ATTIVITÀ DA SVOLGERE |
1 - Secondo il brano sulla devianza, per quali motivi chi assume abitualmente comportamenti devianti tende a nascondere le proprie azioni? Rispondi in una, due o tre frasi.
2 - Rispondi a queste domande sul brano sulla devianza, una riga per ciascuna:
(a) Che cosa dovrà compiere tra le informazioni raccolte una ricerca come quella presente, e con quale fine?
(b) Che cosa intende poter definire tale ricerca?
(c) In quale caso l'ordinamento applica la sanzione sociale prevista per i comportamenti devianti?
3 - Prosegui il brano sulla devianza partendo subito dopo la sua ultima frase.

In altre parole: una ricerca che, come quella presente, intenda dare valore alle teorie che abbiano preso in esame la devianza all’interno di un contesto di azione e pensiero comuni, e che desideri da quelle trarre conclusioni appropriate per poter definire una folla in tumulto, e le cause o conseguenze che questa caratterizzano, dovrà compiere un’ulteriore cernita tra le informazioni raccolte, al fine di selezionare i soli dati che appaiano veramente significativi[12].

C’è da aggiungere che coloro i quali assumono abitualmente comportamenti che possono definirsi e qualificarsi entro i margini della devianza sono persone che tendono a nascondere all’esterno le proprie azioni. C’è, in loro, la paura nei confronti del giudizio che la società (ancora una volta: la predominanza del pensare comune) potrebbe avere nei loro confronti, c’è anche la volontà di nascondere le proprie azioni al fine di non incorrere nella sanzione sociale che l’ordinamento predispone per detti comportamenti (quando ne individua i responsabili) e, di conseguenza, poterli ripetere nuovamente nel tempo[13].

ESTRATTO DELLA FONTE |
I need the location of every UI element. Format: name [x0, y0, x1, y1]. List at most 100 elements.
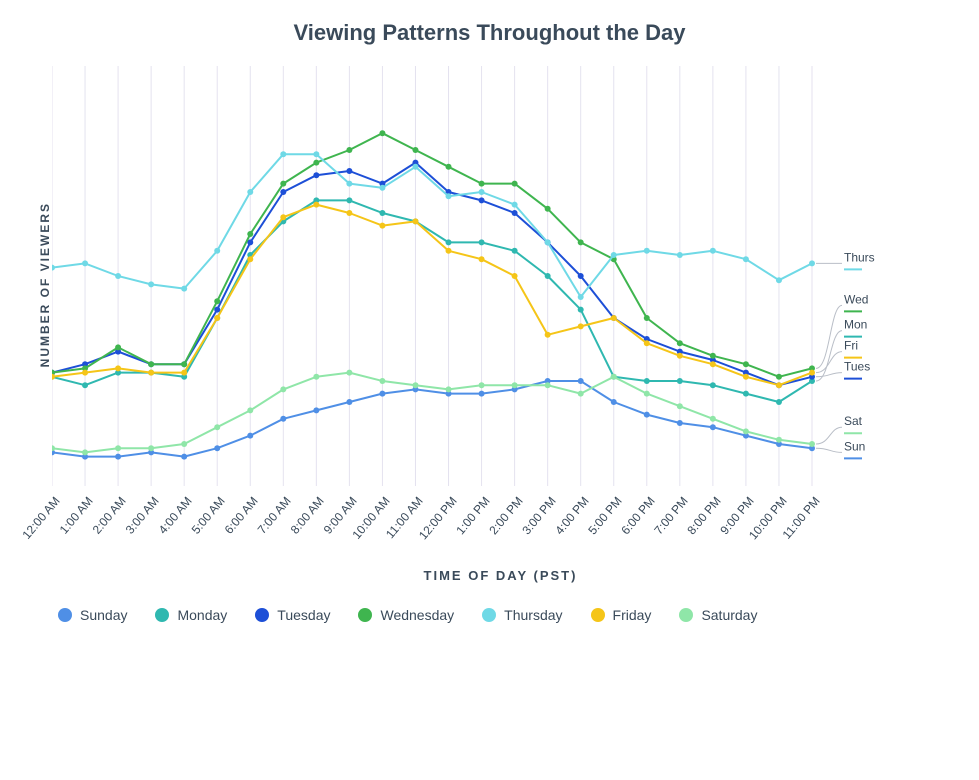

RISPOSTE ALL'ESERCIZIO |
1 - Queste persone hanno paura del giudizio che la società, cioè la predominanza del pensare comune, potrebbe avere nei loro confronti. Vogliono inoltre evitare la sanzione sociale che l'ordinamento predispone per tali comportamenti, così da poterli ripetere nel tempo.

2 -
(a) Dovrà compiere un'ulteriore cernita, al fine di selezionare i soli dati che appaiano veramente significativi.
(b) Intende definire una folla in tumulto e le cause o conseguenze che la caratterizzano.
(c) La applica quando ne individua i responsabili.

3 -
Tenendo dunque ben presente queste due circostanze limitative, possono allora prendersi in considerazione quelle teorizzazioni che, avendo analizzato le cause e le conseguenze della devianza negli individui, si siano poi soffermate anche sui contesti nei quali questa devianza trova terreno culturale per svilupparsi ed accrescersi: appunto la folla. Teorizzazioni che hanno, in primo luogo, configurato gli elementi caratterizzanti la devianza.

Il comportamento deviante sarebbe cioè in linea generale quel comportamento che viola le aspettative istituzionalizzate di una data norma sociale[14]. Questo, a sua volta, presenta alcune proprietà. Cinque in particolare: anzitutto il fatto che la devianza si riferisca alle aspettative connesse ad un orientamento normativo[15]. In secondo luogo il fatto che il comportamento deviante venga individuato come tale da un gruppo (e quindi, mutando il gruppo, può mutare l’individuazione di ciò che va considerato deviante).

In terzo luogo, ai fini di questa individuazione, interviene un elemento definito “situazionale”: uno stesso comportamento può cioè in una determinata situazione apparire deviante, ed in una differente non assumere queste connotazioni.

Si tratta appunto di un aspetto di estremo interesse per questa ricerca, in quanto l’esempio che più frequentemente si riporta è proprio quello che distingue tra l’individuo che agisce in solitario e quello che invece agisce in un contesto sociale, all’interno di una massa di altri individui animati da propositi più o meno similari.

Quarto elemento è dato dallo stretto collegamento tra i diversi tipi di devianza. Collegamento che si determina ancor prima che alla personalità dell’attore, a determinati ruoli sociali, esprimendo dunque una più o meno ricorrente modalità di funzionamento.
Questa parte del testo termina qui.